**Data listing**:
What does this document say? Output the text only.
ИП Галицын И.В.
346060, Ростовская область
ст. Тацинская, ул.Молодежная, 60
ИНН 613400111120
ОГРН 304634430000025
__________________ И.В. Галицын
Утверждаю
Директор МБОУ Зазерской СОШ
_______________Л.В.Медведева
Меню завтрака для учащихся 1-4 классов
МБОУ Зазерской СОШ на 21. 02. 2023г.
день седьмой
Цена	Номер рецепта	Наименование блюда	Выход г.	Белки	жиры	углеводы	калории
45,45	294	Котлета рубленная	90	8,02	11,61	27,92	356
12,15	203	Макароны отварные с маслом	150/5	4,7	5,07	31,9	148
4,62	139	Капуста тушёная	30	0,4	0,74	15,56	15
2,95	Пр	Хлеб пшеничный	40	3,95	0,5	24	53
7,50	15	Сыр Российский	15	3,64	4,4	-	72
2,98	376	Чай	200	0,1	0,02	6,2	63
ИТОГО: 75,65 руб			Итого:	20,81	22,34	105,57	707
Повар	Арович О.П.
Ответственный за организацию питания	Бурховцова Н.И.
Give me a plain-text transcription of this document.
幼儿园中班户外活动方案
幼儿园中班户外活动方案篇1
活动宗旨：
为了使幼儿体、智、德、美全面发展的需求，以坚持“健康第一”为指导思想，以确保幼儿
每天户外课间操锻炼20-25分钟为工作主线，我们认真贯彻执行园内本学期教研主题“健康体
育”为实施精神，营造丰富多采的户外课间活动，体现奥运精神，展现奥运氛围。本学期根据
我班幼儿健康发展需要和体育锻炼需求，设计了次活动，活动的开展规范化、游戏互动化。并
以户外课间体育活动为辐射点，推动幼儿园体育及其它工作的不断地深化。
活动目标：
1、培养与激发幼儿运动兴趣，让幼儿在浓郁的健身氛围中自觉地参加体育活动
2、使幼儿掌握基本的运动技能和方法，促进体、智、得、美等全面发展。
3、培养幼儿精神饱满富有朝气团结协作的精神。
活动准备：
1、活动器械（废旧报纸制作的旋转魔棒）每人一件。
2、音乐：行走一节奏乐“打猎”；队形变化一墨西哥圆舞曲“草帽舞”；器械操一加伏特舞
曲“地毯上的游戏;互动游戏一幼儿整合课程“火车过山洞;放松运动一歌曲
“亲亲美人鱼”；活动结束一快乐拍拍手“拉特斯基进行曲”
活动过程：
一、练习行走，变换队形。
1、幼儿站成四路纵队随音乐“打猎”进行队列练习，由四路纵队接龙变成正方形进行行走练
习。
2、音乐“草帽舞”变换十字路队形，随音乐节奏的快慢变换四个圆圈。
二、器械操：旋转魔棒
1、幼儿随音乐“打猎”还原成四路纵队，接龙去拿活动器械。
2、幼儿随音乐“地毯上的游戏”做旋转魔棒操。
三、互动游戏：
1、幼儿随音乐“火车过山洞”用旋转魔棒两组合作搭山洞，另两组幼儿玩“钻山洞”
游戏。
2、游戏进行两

**Written request**:
For this exercise, please retype exactly the lines in the listing from the line with "Give me a plain-text" through its last line, both ends included.

**Response to the exercise**:
Give me a plain-text transcription of this document.
幼儿园中班户外活动方案
幼儿园中班户外活动方案篇1
活动宗旨：
为了使幼儿体、智、德、美全面发展的需求，以坚持“健康第一”为指导思想，以确保幼儿
每天户外课间操锻炼20-25分钟为工作主线，我们认真贯彻执行园内本学期教研主题“健康体
育”为实施精神，营造丰富多采的户外课间活动，体现奥运精神，展现奥运氛围。本学期根据
我班幼儿健康发展需要和体育锻炼需求，设计了次活动，活动的开展规范化、游戏互动化。并
以户外课间体育活动为辐射点，推动幼儿园体育及其它工作的不断地深化。
活动目标：
1、培养与激发幼儿运动兴趣，让幼儿在浓郁的健身氛围中自觉地参加体育活动
2、使幼儿掌握基本的运动技能和方法，促进体、智、得、美等全面发展。
3、培养幼儿精神饱满富有朝气团结协作的精神。
活动准备：
1、活动器械（废旧报纸制作的旋转魔棒）每人一件。
2、音乐：行走一节奏乐“打猎”；队形变化一墨西哥圆舞曲“草帽舞”；器械操一加伏特舞
曲“地毯上的游戏;互动游戏一幼儿整合课程“火车过山洞;放松运动一歌曲
“亲亲美人鱼”；活动结束一快乐拍拍手“拉特斯基进行曲”
活动过程：
一、练习行走，变换队形。
1、幼儿站成四路纵队随音乐“打猎”进行队列练习，由四路纵队接龙变成正方形进行行走练
习。
2、音乐“草帽舞”变换十字路队形，随音乐节奏的快慢变换四个圆圈。
二、器械操：旋转魔棒
1、幼儿随音乐“打猎”还原成四路纵队，接龙去拿活动器械。
2、幼儿随音乐“地毯上的游戏”做旋转魔棒操。
三、互动游戏：
1、幼儿随音乐“火车过山洞”用旋转魔棒两组合作搭山洞，另两组幼儿玩“钻山洞”
游戏。
2、游戏进行两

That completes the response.